- [Task requirements]
a - Rewrite the report on AB de Villiers' retirement starting at "It is a massive" and ending at "of the news.", changing "phone call" to "voice message".
b - In the report on AB de Villiers' retirement, where was Moroe when De Villiers told him the news?
c - Translate this sentence from the report on AB de Villiers' retirement into Spanish: "But, according to Moroe, De Villiers had no issues with CSA whatsoever."

- [Text segment]

+-------+

Cape Town - Cricket South Africa's (CSA) acting CEO Thabang Moroe says that he was as surprised as anyone to learn of AB de Villiers' retirement.
De Villiers stunned the cricketing world on Wednesday when he announced that, with immediate effect, he would step away from the international game in all formats.
It is a massive blow to South Africa's chances of winning next year's World Cup in England, but De Villiers explained that he was "tired" and that the time was right for him to give other an opportunity.
Moroe, who was in Cape Town at the time engaging in discussions with the South African Cricketers' Association (SACA), said he received a phone call from De Villiers on Wednesday morning informing him of the news.
With CSA and SACA having had their own well-documented issues in recent months and struggling to find common ground on a new Memorandum of Understanding and a new financial model, there were immediate questions raised over the role CSA had played in De Villiers' decision.
But, according to Moroe, De Villiers had no issues with CSA whatsoever.

+-------+

[Element position data]
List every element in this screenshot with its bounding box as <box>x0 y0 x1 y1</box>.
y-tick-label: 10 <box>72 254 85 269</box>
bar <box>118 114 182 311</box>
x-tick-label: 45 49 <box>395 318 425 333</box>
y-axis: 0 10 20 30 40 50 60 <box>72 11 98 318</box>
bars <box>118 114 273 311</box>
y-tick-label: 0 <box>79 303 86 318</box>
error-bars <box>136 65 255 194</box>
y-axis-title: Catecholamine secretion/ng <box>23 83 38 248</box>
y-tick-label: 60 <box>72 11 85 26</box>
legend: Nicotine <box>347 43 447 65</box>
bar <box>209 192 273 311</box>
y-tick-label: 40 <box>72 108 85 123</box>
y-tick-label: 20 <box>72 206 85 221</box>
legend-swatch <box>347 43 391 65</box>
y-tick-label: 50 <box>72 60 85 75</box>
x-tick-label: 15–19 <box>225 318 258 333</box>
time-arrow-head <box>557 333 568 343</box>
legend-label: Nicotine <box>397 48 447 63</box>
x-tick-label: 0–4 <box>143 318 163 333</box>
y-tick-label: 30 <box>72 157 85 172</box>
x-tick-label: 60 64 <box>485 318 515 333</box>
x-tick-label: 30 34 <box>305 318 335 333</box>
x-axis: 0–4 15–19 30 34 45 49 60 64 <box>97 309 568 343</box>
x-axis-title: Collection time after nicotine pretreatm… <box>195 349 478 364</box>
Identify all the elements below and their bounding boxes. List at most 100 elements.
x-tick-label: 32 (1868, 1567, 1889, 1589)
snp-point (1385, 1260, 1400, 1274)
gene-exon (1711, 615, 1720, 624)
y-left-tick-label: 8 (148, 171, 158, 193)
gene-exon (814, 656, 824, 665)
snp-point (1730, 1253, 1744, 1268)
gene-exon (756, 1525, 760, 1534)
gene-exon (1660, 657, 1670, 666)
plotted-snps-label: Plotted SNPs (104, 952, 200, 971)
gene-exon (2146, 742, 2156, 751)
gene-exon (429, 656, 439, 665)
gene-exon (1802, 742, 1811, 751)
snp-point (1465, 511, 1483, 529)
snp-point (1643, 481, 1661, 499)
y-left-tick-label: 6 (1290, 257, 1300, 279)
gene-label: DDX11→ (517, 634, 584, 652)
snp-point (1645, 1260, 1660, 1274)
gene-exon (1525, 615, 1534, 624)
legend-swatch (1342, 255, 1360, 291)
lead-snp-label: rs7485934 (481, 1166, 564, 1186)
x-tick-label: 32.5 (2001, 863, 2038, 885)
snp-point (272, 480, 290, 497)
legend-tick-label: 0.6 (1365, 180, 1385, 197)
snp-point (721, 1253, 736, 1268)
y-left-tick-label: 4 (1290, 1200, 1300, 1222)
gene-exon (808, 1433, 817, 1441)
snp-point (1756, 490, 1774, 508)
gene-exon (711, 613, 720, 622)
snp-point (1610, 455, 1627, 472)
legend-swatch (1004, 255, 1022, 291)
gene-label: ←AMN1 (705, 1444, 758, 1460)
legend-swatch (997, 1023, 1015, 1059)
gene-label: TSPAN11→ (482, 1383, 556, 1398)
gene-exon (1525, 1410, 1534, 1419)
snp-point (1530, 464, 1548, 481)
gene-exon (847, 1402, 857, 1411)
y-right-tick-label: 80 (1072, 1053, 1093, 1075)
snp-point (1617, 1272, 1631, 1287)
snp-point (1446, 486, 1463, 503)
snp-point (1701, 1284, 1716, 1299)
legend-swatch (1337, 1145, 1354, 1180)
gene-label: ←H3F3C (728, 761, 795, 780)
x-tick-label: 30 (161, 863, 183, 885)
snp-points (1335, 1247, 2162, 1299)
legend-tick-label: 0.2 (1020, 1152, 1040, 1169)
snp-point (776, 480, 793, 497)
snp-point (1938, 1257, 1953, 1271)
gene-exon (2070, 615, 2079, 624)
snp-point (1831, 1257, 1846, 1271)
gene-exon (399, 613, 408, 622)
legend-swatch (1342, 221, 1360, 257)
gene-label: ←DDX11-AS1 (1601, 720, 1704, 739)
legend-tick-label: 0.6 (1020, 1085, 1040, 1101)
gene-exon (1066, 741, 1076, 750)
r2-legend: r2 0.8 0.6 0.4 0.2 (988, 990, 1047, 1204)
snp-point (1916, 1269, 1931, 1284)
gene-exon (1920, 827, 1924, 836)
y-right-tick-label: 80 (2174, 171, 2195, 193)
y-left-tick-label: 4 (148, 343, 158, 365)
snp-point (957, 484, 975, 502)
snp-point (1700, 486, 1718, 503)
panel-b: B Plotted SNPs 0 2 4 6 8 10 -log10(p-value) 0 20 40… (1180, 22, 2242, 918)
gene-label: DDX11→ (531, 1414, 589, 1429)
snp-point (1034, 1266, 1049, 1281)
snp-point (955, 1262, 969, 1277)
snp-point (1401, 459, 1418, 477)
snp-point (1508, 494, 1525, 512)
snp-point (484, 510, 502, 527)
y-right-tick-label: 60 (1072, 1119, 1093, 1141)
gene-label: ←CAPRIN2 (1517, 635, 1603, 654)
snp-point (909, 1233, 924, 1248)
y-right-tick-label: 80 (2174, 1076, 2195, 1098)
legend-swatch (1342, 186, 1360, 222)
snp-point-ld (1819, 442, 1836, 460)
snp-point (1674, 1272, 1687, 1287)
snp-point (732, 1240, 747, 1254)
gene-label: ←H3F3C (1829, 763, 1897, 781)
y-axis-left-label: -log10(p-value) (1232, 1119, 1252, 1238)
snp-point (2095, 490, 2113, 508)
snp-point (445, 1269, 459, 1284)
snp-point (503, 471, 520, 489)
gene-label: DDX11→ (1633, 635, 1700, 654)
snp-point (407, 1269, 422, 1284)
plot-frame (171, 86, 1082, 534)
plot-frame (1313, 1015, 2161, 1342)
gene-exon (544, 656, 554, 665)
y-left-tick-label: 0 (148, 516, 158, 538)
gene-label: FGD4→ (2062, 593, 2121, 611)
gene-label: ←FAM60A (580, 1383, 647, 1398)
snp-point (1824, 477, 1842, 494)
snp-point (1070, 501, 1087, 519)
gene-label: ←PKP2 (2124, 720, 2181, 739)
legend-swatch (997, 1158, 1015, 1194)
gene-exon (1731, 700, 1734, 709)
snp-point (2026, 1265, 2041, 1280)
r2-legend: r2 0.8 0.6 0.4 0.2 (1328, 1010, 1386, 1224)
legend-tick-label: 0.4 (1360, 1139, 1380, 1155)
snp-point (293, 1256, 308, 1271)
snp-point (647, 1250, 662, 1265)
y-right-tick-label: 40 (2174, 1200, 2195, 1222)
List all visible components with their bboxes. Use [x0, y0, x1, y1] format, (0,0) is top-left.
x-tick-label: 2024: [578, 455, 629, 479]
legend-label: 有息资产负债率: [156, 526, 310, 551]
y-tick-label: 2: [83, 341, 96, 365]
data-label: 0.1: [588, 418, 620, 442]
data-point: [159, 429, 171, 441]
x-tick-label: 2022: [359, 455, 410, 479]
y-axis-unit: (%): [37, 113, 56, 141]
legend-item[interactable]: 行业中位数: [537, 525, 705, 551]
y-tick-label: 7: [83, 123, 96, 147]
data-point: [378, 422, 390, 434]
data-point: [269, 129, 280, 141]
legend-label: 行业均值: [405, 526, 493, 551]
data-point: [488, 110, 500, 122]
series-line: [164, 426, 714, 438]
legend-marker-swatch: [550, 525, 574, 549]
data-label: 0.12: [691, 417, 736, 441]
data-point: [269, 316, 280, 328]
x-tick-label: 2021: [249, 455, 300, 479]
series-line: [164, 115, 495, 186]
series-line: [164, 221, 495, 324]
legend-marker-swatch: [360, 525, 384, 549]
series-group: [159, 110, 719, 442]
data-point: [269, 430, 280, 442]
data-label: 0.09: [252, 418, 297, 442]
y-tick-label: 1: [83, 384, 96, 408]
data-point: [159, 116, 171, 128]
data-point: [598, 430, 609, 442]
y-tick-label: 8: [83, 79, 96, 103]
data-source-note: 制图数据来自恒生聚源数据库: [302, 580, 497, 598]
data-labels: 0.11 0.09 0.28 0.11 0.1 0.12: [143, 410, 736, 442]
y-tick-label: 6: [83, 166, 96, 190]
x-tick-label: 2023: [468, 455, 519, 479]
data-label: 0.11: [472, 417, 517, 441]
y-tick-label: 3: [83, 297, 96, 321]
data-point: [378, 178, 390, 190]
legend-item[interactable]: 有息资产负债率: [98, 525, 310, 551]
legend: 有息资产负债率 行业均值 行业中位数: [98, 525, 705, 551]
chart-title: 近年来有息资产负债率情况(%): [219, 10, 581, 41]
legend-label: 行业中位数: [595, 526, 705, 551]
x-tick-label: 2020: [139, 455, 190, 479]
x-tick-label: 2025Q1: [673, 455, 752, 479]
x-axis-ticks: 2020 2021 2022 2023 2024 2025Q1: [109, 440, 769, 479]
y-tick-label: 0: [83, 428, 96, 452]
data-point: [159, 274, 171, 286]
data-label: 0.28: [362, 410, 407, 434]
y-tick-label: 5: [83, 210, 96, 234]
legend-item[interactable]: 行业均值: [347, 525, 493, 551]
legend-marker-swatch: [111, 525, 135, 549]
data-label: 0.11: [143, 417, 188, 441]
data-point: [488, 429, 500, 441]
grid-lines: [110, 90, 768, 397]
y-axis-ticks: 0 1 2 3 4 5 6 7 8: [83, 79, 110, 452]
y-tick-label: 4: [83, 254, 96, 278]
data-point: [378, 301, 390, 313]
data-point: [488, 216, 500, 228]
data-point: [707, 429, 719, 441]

+-------+

- [Answers given]
a -
It is a massive blow to South Africa's chances of winning next year's World Cup in England, but De Villiers explained that he was "tired" and that the time was right for him to give other an opportunity.
Moroe, who was in Cape Town at the time engaging in discussions with the South African Cricketers' Association (SACA), said he received a voice message from De Villiers on Wednesday morning informing him of the news.

b - In Cape Town, in discussions with the South African Cricketers' Association (SACA).

c - Pero, según Moroe, De Villiers no tenía ningún problema con CSA.